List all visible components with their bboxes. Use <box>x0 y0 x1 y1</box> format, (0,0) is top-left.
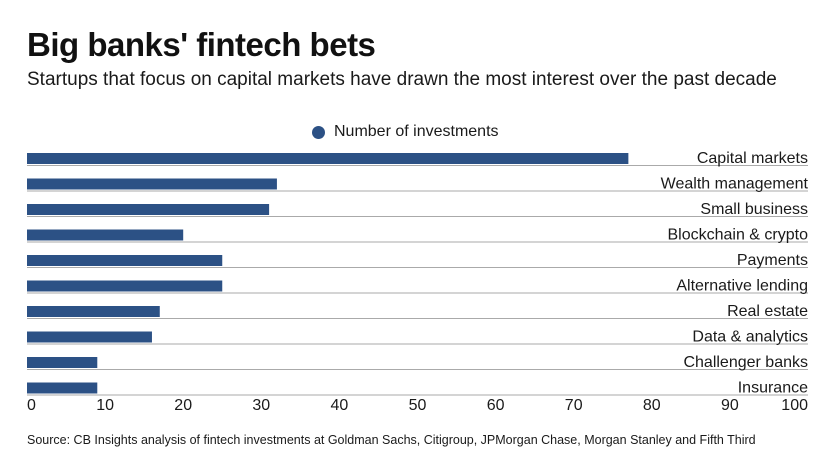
bar-blockchain-and-crypto <box>27 229 184 241</box>
legend-label: Number of investments <box>334 123 499 140</box>
x-tick-label-80: 80 <box>643 397 661 414</box>
category-label-real-estate: Real estate <box>727 303 808 320</box>
x-tick-label-100: 100 <box>781 397 808 414</box>
x-tick-label-30: 30 <box>252 397 270 414</box>
x-tick-label-50: 50 <box>409 397 427 414</box>
bar-payments <box>27 255 223 266</box>
bar-capital-markets <box>27 153 629 164</box>
bar-data-and-analytics <box>27 331 152 343</box>
bar-wealth-management <box>27 178 277 190</box>
bar-small-business <box>27 204 270 215</box>
x-tick-label-70: 70 <box>565 397 583 414</box>
bar-real-estate <box>27 306 160 317</box>
category-label-alternative-lending: Alternative lending <box>676 278 808 295</box>
category-label-insurance: Insurance <box>738 380 808 397</box>
bar-alternative-lending <box>27 280 223 292</box>
x-tick-label-90: 90 <box>721 397 739 414</box>
x-tick-label-40: 40 <box>331 397 349 414</box>
category-label-wealth-management: Wealth management <box>661 176 809 193</box>
category-label-capital-markets: Capital markets <box>697 150 808 167</box>
x-tick-label-10: 10 <box>96 397 114 414</box>
category-label-payments: Payments <box>737 252 808 269</box>
chart-title: Big banks' fintech bets <box>27 26 376 63</box>
chart-subtitle: Startups that focus on capital markets h… <box>27 69 777 90</box>
category-label-small-business: Small business <box>700 201 808 218</box>
source-note: Source: CB Insights analysis of fintech … <box>27 433 756 447</box>
category-label-data-and-analytics: Data & analytics <box>692 329 808 346</box>
x-tick-label-60: 60 <box>487 397 505 414</box>
legend: Number of investments <box>312 122 499 142</box>
category-label-challenger-banks: Challenger banks <box>683 354 808 371</box>
bar-insurance <box>27 382 98 394</box>
category-label-blockchain-and-crypto: Blockchain & crypto <box>667 227 808 244</box>
bar-challenger-banks <box>27 357 98 368</box>
legend-swatch <box>312 125 325 139</box>
x-tick-label-0: 0 <box>27 397 36 414</box>
x-tick-label-20: 20 <box>174 397 192 414</box>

#### WHAT IS REQUIRED
Print every line in the entries above word for word, omitting the pictures.

#### OUTPUT FOR THIS EXERCISE
List all visible components with their bboxes. Use <box>x0 y0 x1 y1</box> format, (0,0) is top-left.
bar-blockchain-and-crypto <box>27 229 184 241</box>
legend-label: Number of investments <box>334 123 499 140</box>
x-tick-label-80: 80 <box>643 397 661 414</box>
category-label-real-estate: Real estate <box>727 303 808 320</box>
x-tick-label-100: 100 <box>781 397 808 414</box>
x-tick-label-30: 30 <box>252 397 270 414</box>
x-tick-label-50: 50 <box>409 397 427 414</box>
bar-payments <box>27 255 223 266</box>
bar-capital-markets <box>27 153 629 164</box>
bar-data-and-analytics <box>27 331 152 343</box>
bar-wealth-management <box>27 178 277 190</box>
bar-small-business <box>27 204 270 215</box>
x-tick-label-70: 70 <box>565 397 583 414</box>
bar-real-estate <box>27 306 160 317</box>
category-label-alternative-lending: Alternative lending <box>676 278 808 295</box>
category-label-insurance: Insurance <box>738 380 808 397</box>
bar-alternative-lending <box>27 280 223 292</box>
x-tick-label-90: 90 <box>721 397 739 414</box>
x-tick-label-40: 40 <box>331 397 349 414</box>
category-label-wealth-management: Wealth management <box>661 176 809 193</box>
category-label-capital-markets: Capital markets <box>697 150 808 167</box>
x-tick-label-10: 10 <box>96 397 114 414</box>
category-label-payments: Payments <box>737 252 808 269</box>
chart-title: Big banks' fintech bets <box>27 26 376 63</box>
chart-subtitle: Startups that focus on capital markets h… <box>27 69 777 90</box>
category-label-small-business: Small business <box>700 201 808 218</box>
source-note: Source: CB Insights analysis of fintech … <box>27 433 756 447</box>
category-label-data-and-analytics: Data & analytics <box>692 329 808 346</box>
x-tick-label-60: 60 <box>487 397 505 414</box>
legend: Number of investments <box>312 122 499 142</box>
category-label-challenger-banks: Challenger banks <box>683 354 808 371</box>
bar-insurance <box>27 382 98 394</box>
category-label-blockchain-and-crypto: Blockchain & crypto <box>667 227 808 244</box>
bar-challenger-banks <box>27 357 98 368</box>
legend-swatch <box>312 125 325 139</box>
x-tick-label-0: 0 <box>27 397 36 414</box>
x-tick-label-20: 20 <box>174 397 192 414</box>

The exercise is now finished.